- [Stored data]
· · · · · · ·

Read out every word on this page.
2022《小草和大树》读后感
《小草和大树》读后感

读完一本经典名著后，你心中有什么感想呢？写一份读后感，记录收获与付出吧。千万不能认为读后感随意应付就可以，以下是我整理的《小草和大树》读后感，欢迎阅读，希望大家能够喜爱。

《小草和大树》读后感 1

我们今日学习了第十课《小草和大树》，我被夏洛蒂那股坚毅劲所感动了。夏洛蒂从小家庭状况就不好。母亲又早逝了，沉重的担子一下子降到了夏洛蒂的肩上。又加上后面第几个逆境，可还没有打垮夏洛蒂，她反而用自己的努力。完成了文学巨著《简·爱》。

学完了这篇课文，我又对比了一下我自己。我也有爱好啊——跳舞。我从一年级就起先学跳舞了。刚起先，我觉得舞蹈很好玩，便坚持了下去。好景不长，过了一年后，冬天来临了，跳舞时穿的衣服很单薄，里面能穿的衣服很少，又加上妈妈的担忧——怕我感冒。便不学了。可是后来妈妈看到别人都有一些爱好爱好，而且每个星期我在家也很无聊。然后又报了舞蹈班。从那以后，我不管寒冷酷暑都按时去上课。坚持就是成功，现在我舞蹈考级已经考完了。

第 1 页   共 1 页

· · · · · · ·

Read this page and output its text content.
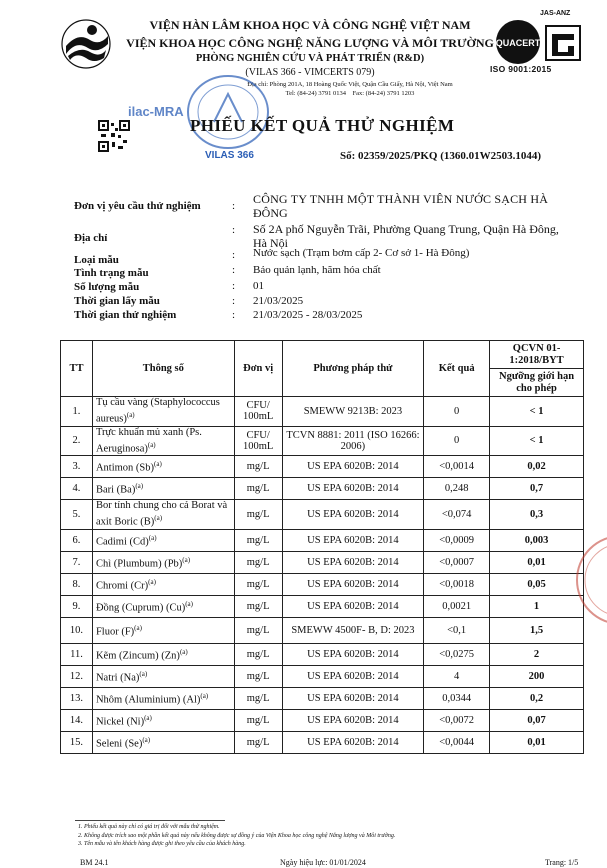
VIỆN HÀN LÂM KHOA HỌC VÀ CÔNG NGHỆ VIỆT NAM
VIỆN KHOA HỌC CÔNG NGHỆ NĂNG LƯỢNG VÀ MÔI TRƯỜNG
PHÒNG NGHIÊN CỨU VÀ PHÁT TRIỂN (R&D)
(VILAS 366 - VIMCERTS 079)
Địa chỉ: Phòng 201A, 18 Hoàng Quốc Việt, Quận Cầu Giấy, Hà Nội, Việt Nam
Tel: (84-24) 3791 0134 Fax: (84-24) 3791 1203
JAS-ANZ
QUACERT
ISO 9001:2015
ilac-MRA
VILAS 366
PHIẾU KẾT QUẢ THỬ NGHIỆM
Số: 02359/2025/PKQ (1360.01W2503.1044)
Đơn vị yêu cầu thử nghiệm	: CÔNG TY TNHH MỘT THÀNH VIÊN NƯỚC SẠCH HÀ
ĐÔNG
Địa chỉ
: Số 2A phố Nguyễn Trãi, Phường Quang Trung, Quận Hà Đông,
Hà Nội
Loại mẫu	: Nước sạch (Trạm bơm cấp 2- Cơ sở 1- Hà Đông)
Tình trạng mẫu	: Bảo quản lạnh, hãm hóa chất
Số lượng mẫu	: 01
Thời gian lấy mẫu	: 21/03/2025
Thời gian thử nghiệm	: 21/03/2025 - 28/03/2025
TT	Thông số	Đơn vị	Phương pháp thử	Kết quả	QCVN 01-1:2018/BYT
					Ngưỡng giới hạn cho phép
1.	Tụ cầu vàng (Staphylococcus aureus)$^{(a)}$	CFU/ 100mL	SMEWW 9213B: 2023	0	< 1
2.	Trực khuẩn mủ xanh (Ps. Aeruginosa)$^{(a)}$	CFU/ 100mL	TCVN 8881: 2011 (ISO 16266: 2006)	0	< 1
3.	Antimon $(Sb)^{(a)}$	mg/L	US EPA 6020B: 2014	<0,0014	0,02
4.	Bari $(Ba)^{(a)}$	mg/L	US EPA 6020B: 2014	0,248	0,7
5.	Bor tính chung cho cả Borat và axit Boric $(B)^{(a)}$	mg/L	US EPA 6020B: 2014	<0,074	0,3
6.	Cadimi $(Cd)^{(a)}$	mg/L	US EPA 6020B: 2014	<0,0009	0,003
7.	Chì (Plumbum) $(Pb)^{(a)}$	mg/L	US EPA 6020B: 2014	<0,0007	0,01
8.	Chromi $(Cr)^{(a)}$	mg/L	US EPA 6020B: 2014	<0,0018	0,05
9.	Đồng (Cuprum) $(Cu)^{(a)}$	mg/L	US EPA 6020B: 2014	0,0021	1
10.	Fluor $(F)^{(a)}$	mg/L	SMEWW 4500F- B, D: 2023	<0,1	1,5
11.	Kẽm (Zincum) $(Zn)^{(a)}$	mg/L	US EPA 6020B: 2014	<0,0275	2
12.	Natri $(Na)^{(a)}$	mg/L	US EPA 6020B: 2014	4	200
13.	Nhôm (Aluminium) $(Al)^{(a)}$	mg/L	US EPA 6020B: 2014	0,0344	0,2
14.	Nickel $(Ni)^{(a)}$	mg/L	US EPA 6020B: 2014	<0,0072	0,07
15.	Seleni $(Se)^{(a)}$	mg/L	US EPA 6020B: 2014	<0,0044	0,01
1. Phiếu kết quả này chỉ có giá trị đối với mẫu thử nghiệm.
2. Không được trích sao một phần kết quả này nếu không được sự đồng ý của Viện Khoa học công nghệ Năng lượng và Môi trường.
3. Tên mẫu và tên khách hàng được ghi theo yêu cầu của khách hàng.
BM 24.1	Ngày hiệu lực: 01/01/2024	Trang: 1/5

· · · · · · ·

- [Problem to work on]
State how many lines above contain the string "this", with no other words.

- [Result]
2